Omit every picture while repeating the entries exactly.

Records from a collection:
◇ ◇ ◇ ◇ ◇
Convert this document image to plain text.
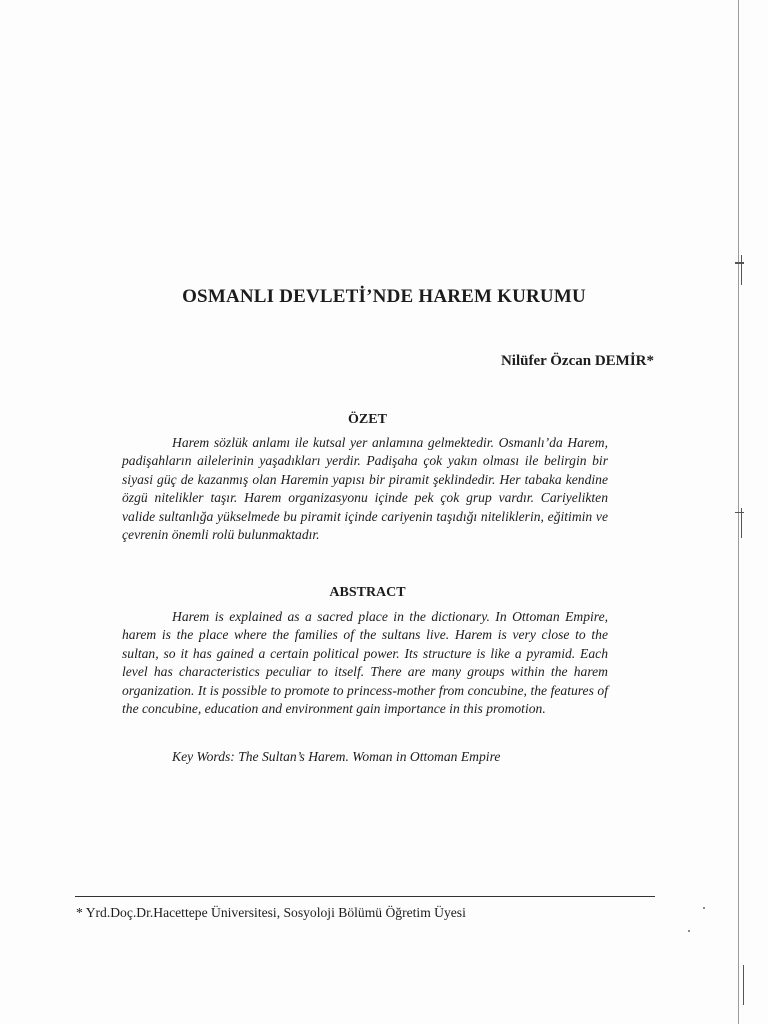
OSMANLI DEVLETİ’NDE HAREM KURUMU
Nilüfer Özcan DEMİR*
ÖZET

Harem sözlük anlamı ile kutsal yer anlamına gelmektedir. Osmanlı’da Harem, padişahların ailelerinin yaşadıkları yerdir. Padişaha çok yakın olması ile belirgin bir siyasi güç de kazanmış olan Haremin yapısı bir piramit şeklindedir. Her tabaka kendine özgü nitelikler taşır. Harem organizasyonu içinde pek çok grup vardır. Cariyelikten valide sultanlığa yükselmede bu piramit içinde cariyenin taşıdığı niteliklerin, eğitimin ve çevrenin önemli rolü bulunmaktadır.

ABSTRACT

Harem is explained as a sacred place in the dictionary. In Ottoman Empire, harem is the place where the families of the sultans live. Harem is very close to the sultan, so it has gained a certain political power. Its structure is like a pyramid. Each level has characteristics peculiar to itself. There are many groups within the harem organization. It is possible to promote to princess-mother from concubine, the features of the concubine, education and environment gain importance in this promotion.

Key Words: The Sultan’s Harem. Woman in Ottoman Empire
* Yrd.Doç.Dr.Hacettepe Üniversitesi, Sosyoloji Bölümü Öğretim Üyesi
◇ ◇ ◇ ◇ ◇
→ RESPONSE TO THIS EXERCISE
Convert this document image to plain text.
OSMANLI DEVLETİ’NDE HAREM KURUMU
Nilüfer Özcan DEMİR*
ÖZET

Harem sözlük anlamı ile kutsal yer anlamına gelmektedir. Osmanlı’da Harem, padişahların ailelerinin yaşadıkları yerdir. Padişaha çok yakın olması ile belirgin bir siyasi güç de kazanmış olan Haremin yapısı bir piramit şeklindedir. Her tabaka kendine özgü nitelikler taşır. Harem organizasyonu içinde pek çok grup vardır. Cariyelikten valide sultanlığa yükselmede bu piramit içinde cariyenin taşıdığı niteliklerin, eğitimin ve çevrenin önemli rolü bulunmaktadır.

ABSTRACT

Harem is explained as a sacred place in the dictionary. In Ottoman Empire, harem is the place where the families of the sultans live. Harem is very close to the sultan, so it has gained a certain political power. Its structure is like a pyramid. Each level has characteristics peculiar to itself. There are many groups within the harem organization. It is possible to promote to princess-mother from concubine, the features of the concubine, education and environment gain importance in this promotion.

Key Words: The Sultan’s Harem. Woman in Ottoman Empire
* Yrd.Doç.Dr.Hacettepe Üniversitesi, Sosyoloji Bölümü Öğretim Üyesi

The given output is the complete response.